§ **Set exercise**
Collect each line of the entries that holds the string "formes".

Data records

▼▼▼

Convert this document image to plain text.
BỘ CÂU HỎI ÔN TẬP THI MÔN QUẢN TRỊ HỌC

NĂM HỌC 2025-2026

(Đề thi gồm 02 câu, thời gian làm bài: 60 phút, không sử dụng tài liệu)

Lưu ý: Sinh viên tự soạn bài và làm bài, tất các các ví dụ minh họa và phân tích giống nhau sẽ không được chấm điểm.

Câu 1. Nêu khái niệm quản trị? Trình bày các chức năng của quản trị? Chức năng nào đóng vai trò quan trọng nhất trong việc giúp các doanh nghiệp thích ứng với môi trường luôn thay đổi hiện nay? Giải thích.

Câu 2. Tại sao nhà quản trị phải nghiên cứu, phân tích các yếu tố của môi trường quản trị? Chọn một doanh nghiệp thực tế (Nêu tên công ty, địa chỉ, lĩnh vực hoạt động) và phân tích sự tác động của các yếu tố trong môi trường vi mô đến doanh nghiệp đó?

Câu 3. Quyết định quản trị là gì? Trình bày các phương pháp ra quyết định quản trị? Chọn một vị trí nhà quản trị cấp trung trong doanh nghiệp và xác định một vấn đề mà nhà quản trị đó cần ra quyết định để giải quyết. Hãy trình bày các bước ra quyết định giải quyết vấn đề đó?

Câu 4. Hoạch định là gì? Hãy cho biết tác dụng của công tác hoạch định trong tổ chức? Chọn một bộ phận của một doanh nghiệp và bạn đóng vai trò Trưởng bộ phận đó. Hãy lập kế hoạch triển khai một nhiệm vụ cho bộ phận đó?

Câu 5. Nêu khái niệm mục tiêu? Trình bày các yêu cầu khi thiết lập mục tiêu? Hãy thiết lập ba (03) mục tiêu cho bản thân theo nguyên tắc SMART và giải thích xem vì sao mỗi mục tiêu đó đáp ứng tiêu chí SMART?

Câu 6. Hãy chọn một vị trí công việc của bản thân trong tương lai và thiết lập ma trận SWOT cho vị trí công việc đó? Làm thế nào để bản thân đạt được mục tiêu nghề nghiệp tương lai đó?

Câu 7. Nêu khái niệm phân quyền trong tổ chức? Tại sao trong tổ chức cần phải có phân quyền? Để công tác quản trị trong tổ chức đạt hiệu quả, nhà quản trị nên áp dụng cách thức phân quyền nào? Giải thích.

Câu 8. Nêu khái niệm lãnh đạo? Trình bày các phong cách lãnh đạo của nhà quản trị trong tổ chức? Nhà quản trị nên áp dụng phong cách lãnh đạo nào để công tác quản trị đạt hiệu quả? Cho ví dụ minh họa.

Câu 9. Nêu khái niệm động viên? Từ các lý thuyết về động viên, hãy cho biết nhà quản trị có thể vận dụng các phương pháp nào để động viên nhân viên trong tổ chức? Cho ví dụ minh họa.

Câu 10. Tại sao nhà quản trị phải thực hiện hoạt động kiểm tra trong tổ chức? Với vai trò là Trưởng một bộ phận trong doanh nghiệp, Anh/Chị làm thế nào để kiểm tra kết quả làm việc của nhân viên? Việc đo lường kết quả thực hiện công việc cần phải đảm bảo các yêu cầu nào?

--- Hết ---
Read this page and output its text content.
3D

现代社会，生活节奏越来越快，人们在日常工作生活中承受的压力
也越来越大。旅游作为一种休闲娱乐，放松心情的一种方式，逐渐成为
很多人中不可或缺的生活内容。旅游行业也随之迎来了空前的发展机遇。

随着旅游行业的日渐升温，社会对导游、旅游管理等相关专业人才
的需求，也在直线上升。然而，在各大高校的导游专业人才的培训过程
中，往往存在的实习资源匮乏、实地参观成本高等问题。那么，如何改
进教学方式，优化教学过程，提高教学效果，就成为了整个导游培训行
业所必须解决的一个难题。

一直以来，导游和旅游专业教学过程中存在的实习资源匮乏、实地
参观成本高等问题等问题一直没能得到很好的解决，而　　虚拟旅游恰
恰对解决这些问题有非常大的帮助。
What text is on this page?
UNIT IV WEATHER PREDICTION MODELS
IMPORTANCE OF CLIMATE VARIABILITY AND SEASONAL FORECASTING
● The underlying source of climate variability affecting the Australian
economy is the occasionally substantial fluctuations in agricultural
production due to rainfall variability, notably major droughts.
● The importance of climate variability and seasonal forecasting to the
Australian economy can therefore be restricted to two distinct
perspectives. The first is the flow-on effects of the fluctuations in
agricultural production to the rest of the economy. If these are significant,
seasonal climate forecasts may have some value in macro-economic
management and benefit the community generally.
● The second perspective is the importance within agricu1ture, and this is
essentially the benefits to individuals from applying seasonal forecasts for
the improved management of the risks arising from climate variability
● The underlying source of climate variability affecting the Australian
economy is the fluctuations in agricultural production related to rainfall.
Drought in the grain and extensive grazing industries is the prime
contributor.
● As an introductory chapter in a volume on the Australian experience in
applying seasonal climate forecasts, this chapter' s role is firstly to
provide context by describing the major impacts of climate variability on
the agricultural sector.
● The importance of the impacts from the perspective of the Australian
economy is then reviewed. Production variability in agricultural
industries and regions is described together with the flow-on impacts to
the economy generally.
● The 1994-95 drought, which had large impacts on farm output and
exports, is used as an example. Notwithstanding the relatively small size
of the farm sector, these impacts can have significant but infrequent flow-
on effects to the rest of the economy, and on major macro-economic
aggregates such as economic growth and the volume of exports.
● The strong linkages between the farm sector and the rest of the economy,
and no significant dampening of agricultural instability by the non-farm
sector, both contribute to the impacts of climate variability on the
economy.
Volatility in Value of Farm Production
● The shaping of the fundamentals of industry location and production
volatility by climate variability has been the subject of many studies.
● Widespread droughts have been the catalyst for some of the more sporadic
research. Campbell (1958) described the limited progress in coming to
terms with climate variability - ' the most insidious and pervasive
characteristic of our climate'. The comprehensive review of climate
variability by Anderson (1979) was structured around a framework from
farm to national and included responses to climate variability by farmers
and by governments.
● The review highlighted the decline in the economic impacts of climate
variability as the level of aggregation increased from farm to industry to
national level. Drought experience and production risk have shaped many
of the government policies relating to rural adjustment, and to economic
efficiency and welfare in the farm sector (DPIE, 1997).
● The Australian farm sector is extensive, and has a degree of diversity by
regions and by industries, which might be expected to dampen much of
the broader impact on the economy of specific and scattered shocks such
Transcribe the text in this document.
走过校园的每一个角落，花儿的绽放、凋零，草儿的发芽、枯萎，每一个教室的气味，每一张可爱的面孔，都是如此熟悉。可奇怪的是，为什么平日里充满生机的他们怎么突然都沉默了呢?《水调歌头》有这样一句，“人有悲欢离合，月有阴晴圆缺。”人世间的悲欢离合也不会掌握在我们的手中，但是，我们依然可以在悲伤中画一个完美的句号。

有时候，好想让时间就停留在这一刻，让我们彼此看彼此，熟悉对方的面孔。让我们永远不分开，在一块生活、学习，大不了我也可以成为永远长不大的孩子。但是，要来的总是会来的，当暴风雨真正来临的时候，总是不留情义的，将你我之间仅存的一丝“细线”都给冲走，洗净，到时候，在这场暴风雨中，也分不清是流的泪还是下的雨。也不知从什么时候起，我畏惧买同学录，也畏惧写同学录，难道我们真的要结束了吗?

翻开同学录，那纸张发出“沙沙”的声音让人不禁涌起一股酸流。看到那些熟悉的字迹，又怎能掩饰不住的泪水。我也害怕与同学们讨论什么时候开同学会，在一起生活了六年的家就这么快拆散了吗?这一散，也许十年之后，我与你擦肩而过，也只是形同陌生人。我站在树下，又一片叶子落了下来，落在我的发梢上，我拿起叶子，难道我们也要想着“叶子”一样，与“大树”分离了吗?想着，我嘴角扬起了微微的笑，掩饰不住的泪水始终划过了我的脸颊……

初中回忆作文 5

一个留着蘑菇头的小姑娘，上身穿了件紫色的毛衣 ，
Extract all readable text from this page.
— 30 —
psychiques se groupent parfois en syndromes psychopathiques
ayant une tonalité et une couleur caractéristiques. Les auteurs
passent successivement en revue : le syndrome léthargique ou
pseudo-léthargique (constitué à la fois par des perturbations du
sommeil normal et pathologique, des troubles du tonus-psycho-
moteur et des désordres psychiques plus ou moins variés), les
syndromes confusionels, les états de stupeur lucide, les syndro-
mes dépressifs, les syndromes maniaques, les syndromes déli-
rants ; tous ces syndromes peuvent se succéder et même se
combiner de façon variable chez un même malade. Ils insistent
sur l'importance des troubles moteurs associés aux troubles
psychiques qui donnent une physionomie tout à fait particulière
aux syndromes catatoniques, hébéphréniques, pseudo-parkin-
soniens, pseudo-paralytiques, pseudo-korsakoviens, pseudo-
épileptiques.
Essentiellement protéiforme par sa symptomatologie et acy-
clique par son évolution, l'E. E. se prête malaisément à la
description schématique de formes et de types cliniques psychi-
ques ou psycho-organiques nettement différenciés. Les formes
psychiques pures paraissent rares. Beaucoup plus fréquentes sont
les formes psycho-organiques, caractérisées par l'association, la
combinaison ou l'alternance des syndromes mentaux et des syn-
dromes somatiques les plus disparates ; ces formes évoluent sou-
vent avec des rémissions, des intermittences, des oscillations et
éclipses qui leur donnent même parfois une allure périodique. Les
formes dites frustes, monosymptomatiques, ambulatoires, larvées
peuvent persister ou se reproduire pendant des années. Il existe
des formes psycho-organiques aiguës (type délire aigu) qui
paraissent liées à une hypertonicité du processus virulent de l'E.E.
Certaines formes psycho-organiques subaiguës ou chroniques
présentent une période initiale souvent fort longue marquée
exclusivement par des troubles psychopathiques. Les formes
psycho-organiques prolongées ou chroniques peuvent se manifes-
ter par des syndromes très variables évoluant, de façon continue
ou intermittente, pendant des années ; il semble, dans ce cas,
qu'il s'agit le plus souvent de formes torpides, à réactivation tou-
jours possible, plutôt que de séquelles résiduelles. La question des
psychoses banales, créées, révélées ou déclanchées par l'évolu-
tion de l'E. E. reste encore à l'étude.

▲▲▲

§ **Expected answer**
description schématique de formes et de types cliniques psychi-
ques ou psycho-organiques nettement différenciés. Les formes
les formes psycho-organiques, caractérisées par l'association, la
dromes somatiques les plus disparates ; ces formes évoluent sou-
formes dites frustes, monosymptomatiques, ambulatoires, larvées
des formes psycho-organiques aiguës (type délire aigu) qui
Certaines formes psycho-organiques subaiguës ou chroniques
exclusivement par des troubles psychopathiques. Les formes
qu'il s'agit le plus souvent de formes torpides, à réactivation tou-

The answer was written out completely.